WHAT TO PRODUCE ::
Using the material that follows, identify and copy each line with the string "Site".

SUPPLIED ENTRIES ::
(begin)
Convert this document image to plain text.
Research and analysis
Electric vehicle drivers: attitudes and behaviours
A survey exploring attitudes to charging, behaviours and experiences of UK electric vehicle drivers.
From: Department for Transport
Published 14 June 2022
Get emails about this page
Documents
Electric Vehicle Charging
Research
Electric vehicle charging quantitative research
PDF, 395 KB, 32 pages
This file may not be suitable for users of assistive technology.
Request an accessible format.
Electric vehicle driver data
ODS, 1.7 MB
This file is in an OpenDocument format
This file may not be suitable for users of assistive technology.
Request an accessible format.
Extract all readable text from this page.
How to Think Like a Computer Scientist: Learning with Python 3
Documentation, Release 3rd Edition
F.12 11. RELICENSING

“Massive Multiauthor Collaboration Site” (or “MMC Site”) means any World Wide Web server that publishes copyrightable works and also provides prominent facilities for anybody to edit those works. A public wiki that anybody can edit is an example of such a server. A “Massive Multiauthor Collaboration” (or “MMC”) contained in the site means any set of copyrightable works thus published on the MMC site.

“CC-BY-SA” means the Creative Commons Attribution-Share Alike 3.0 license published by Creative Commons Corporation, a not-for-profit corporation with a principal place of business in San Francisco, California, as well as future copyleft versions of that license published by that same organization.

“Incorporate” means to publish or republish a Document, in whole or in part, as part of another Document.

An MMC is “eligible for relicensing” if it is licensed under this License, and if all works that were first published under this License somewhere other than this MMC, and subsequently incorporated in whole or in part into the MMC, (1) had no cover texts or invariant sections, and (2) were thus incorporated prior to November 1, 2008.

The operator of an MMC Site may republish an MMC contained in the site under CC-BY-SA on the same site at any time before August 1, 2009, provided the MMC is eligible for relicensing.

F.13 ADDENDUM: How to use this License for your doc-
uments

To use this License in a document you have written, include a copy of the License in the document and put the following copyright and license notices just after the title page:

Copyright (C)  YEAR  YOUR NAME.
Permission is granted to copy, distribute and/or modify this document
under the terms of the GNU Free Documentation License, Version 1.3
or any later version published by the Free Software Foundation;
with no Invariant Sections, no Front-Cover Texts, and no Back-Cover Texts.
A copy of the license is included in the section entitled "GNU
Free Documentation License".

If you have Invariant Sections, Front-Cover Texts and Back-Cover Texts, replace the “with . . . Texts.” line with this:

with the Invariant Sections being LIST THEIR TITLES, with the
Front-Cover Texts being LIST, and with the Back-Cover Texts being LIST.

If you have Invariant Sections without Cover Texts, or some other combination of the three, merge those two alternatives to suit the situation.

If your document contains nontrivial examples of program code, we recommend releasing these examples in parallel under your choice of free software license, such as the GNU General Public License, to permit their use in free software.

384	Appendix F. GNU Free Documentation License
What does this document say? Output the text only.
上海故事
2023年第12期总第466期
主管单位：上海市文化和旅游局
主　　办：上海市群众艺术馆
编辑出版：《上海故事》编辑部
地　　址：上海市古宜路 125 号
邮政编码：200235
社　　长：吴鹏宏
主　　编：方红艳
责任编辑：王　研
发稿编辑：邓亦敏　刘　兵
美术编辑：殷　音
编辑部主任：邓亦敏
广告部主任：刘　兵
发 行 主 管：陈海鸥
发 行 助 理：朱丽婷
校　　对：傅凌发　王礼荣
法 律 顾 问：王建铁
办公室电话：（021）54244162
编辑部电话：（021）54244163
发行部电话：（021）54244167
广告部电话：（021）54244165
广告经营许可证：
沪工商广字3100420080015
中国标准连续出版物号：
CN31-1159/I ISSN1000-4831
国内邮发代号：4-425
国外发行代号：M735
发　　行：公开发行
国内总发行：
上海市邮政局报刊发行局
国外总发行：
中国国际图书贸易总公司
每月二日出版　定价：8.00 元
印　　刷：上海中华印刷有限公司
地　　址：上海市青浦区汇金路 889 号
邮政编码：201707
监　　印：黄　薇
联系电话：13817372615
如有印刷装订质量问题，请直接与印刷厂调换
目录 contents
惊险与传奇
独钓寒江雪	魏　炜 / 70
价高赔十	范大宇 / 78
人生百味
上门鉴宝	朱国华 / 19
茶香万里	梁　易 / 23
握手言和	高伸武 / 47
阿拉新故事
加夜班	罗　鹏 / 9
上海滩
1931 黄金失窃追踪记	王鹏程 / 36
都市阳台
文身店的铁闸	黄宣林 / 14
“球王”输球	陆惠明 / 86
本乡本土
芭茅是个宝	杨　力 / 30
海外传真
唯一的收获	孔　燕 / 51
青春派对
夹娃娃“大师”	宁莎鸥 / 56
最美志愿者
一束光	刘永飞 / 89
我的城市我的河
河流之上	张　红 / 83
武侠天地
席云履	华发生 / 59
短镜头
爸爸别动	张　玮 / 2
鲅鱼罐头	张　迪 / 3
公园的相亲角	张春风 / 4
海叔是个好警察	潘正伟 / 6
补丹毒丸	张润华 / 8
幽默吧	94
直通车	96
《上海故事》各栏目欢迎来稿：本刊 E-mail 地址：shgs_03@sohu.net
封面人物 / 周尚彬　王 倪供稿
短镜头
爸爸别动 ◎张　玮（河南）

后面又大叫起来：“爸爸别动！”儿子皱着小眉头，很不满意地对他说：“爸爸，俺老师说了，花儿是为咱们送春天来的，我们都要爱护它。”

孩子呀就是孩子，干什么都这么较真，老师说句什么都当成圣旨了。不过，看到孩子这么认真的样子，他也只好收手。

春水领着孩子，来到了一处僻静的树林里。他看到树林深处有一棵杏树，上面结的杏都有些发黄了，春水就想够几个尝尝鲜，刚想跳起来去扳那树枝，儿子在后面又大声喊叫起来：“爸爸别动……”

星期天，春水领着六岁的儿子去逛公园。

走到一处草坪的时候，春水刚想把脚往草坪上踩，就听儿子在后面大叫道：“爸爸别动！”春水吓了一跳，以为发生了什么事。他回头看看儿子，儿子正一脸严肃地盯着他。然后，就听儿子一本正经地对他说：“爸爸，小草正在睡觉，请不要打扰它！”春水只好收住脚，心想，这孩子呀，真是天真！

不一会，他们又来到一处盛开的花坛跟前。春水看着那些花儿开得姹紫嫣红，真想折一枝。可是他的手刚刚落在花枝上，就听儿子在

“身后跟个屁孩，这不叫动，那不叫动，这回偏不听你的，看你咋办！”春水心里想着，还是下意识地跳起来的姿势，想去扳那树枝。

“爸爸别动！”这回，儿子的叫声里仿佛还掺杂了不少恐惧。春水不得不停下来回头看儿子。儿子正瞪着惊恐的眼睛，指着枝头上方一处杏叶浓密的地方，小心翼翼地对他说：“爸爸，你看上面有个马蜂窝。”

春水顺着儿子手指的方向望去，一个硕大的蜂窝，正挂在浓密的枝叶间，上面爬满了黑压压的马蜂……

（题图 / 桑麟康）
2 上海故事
(end)
ANSWER IN FULL ::
“Massive Multiauthor Collaboration Site” (or “MMC Site”) means any World Wide Web server that publishes copyrightable works and also provides prominent facilities for anybody to edit those works. A public wiki that anybody can edit is an example of such a server. A “Massive Multiauthor Collaboration” (or “MMC”) contained in the site means any set of copyrightable works thus published on the MMC site.
The operator of an MMC Site may republish an MMC contained in the site under CC-BY-SA on the same site at any time before August 1, 2009, provided the MMC is eligible for relicensing.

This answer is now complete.